* TASK
As the answer, give a copy of each line below that includes the word "JSON".

* MATERIAL SHOWN

=== Section Start ===

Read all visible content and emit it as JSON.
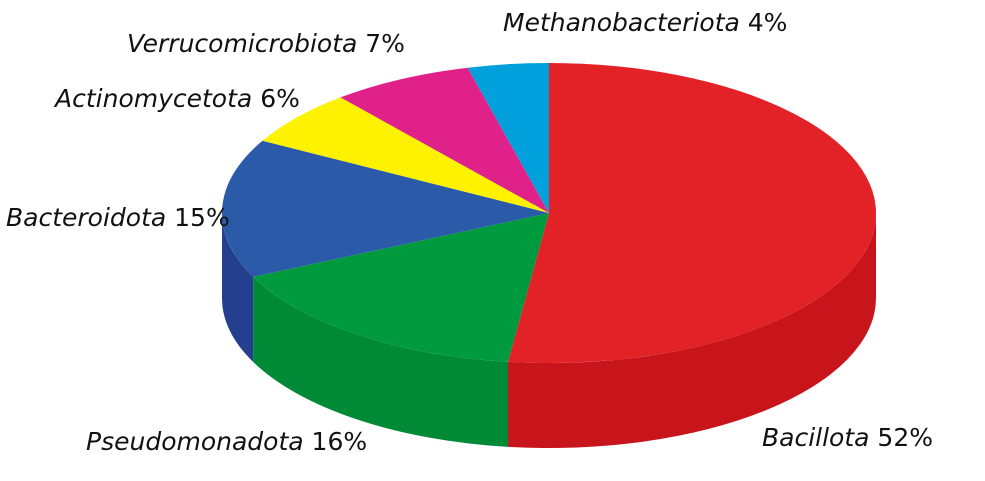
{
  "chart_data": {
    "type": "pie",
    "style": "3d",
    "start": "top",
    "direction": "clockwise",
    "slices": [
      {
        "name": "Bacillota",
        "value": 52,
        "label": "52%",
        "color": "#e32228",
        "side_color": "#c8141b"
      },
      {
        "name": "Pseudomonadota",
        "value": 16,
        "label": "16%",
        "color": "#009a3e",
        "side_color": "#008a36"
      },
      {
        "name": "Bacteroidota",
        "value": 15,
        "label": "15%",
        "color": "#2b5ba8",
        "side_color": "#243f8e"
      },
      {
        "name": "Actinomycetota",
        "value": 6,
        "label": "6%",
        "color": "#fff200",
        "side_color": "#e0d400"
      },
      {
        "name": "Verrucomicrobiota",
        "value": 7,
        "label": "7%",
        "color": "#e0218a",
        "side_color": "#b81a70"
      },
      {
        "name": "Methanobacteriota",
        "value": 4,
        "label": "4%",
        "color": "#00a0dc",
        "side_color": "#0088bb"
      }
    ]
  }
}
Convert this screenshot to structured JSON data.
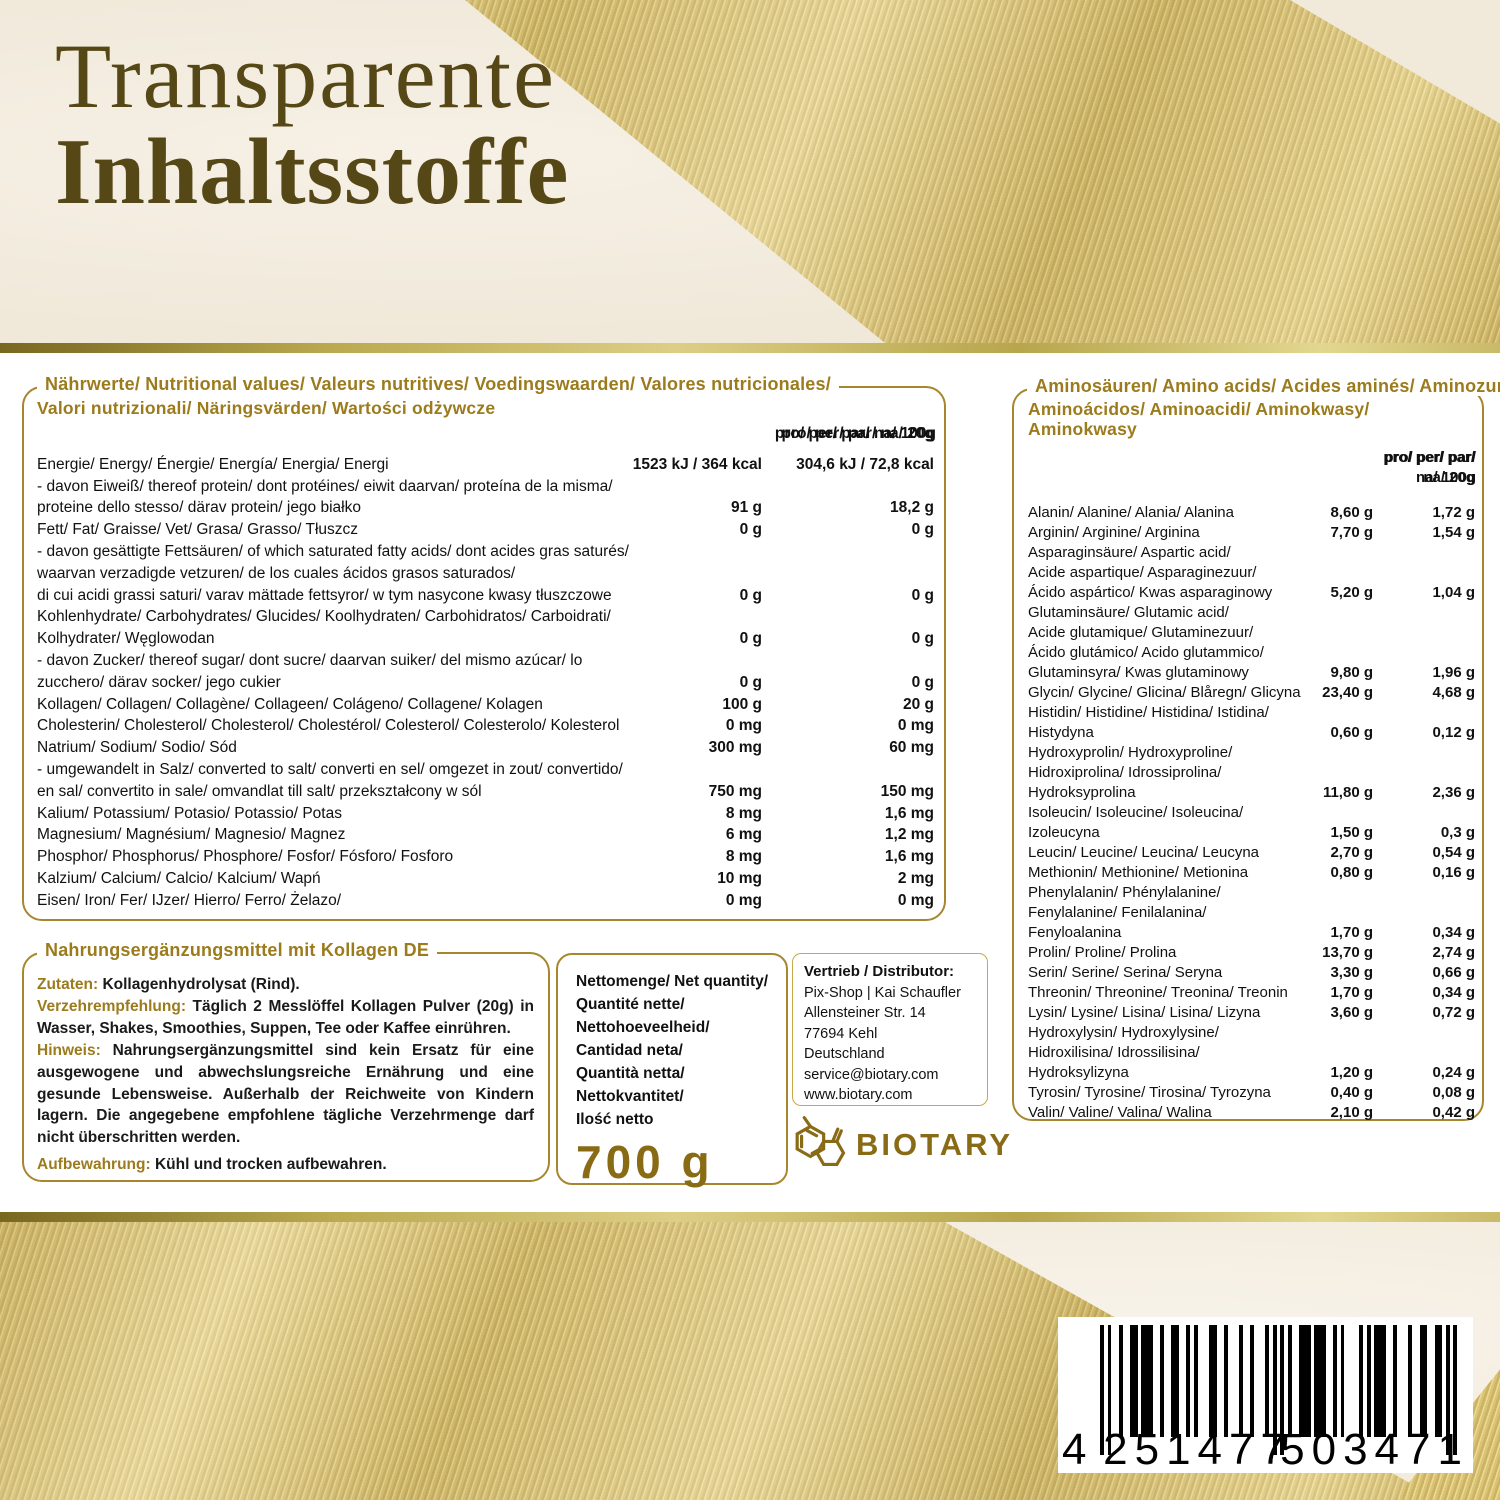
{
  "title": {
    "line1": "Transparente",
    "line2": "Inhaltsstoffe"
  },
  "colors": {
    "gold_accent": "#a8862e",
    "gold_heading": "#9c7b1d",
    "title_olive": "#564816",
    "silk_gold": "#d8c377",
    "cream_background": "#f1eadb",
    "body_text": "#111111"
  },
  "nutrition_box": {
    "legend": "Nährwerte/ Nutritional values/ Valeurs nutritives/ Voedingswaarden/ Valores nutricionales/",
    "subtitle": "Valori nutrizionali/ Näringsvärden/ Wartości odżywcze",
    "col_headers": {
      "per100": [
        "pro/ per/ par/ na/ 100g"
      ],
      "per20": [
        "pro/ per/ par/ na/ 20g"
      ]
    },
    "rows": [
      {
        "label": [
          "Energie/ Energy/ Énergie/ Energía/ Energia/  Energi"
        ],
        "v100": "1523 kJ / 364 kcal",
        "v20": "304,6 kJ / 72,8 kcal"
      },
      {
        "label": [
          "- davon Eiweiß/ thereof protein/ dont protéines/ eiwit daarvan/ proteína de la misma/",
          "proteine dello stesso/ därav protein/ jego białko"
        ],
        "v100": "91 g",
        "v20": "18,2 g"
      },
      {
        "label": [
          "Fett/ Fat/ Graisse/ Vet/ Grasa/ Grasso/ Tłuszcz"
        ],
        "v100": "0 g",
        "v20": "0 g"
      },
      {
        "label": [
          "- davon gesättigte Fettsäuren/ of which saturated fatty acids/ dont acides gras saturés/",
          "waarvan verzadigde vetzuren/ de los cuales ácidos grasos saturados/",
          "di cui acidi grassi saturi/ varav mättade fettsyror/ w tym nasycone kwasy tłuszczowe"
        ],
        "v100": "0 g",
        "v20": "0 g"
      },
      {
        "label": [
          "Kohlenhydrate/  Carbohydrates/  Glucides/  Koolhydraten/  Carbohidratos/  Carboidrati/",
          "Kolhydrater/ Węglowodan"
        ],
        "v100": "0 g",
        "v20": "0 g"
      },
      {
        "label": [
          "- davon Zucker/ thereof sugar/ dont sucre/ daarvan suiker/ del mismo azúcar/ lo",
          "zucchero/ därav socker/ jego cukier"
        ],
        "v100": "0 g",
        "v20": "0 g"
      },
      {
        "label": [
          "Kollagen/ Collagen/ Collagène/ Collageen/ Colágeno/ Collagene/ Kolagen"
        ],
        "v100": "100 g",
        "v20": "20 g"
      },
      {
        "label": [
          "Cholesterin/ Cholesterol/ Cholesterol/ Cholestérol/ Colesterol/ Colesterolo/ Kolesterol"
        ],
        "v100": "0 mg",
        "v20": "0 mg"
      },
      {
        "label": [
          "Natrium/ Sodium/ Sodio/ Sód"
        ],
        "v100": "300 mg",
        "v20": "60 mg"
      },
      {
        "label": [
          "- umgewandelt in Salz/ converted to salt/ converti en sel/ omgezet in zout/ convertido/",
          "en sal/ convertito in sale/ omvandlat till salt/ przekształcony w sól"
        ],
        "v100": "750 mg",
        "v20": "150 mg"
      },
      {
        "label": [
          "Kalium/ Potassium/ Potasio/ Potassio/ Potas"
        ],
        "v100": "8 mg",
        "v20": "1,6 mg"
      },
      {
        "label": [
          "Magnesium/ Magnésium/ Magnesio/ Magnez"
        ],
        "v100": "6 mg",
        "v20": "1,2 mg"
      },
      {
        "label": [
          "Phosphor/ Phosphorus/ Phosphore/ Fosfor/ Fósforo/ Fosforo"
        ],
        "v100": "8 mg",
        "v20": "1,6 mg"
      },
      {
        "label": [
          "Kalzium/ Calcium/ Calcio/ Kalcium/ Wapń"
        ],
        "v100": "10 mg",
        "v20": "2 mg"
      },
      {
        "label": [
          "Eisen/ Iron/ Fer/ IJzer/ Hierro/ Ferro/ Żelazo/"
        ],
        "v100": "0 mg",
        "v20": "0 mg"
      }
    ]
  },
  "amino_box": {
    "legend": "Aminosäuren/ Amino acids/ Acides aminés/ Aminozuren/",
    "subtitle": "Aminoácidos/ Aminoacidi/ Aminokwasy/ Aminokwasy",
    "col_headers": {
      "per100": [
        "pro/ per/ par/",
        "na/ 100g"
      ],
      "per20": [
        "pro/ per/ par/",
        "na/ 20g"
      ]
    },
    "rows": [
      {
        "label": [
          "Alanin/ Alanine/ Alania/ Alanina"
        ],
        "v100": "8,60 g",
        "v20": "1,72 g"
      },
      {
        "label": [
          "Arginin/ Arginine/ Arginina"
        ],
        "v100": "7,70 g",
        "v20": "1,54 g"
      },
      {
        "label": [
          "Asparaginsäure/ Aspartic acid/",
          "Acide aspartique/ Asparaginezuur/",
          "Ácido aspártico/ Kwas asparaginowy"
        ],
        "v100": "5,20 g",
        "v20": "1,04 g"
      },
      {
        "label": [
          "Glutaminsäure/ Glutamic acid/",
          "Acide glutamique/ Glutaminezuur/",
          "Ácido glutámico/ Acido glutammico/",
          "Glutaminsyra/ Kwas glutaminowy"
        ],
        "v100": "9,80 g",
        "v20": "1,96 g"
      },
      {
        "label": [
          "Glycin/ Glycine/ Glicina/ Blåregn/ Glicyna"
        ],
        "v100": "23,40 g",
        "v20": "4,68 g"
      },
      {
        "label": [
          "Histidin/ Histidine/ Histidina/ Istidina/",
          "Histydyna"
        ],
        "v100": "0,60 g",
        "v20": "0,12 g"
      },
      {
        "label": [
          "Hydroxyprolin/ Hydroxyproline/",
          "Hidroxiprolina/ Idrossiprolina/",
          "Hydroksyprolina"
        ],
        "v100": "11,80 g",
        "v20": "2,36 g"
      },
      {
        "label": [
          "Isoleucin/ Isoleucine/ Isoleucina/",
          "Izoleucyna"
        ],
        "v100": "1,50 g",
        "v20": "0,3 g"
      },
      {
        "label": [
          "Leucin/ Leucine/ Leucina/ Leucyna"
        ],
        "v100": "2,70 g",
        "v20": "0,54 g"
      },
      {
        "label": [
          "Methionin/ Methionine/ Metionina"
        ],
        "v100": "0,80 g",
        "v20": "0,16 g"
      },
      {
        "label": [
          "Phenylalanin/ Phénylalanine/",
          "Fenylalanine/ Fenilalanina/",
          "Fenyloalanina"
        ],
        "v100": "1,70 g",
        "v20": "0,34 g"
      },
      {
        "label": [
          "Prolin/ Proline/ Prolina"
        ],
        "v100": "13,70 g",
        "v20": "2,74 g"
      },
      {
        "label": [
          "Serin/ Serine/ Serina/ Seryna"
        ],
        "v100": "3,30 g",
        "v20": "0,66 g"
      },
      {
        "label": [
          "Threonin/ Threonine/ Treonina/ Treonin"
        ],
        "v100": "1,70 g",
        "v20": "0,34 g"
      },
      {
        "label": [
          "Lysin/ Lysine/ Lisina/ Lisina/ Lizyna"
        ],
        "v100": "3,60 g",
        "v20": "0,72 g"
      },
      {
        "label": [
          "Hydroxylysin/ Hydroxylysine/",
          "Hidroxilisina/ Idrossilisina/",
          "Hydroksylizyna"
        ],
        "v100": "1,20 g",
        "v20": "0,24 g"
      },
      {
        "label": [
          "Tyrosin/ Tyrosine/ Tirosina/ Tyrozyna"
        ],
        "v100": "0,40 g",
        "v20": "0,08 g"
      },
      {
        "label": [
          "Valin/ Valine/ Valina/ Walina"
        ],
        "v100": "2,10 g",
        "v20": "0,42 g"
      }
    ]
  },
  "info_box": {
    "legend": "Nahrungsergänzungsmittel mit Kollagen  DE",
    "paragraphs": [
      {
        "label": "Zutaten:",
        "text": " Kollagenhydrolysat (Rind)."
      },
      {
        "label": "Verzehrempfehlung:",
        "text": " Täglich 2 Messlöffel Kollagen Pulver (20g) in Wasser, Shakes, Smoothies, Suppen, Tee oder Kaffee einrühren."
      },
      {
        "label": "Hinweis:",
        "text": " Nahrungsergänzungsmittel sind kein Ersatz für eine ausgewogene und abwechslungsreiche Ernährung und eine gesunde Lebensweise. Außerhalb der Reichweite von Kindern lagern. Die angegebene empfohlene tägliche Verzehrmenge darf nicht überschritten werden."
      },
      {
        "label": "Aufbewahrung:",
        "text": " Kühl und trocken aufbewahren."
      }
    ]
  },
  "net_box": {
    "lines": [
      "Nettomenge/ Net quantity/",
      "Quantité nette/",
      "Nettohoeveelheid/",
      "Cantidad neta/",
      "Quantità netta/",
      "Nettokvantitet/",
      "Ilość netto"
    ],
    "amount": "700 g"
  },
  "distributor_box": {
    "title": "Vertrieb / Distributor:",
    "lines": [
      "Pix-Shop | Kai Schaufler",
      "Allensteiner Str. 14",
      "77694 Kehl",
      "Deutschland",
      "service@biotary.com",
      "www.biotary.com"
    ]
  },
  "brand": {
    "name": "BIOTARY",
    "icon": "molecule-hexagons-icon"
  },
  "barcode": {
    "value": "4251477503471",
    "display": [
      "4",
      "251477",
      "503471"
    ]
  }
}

=== Section End ===
=== Section Start ===

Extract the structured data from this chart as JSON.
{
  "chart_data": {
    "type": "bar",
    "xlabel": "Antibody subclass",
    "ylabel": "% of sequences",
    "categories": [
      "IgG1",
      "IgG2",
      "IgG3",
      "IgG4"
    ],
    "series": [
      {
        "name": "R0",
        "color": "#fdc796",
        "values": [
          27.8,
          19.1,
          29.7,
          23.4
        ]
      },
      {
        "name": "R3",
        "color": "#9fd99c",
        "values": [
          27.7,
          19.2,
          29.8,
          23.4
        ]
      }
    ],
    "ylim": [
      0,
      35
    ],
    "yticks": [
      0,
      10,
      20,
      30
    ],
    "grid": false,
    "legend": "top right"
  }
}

=== Section End ===

* EXPECTED ANSWER
Read all visible content and emit it as JSON.
Convert this screenshot to structured JSON data.
Extract the structured data from this chart as JSON.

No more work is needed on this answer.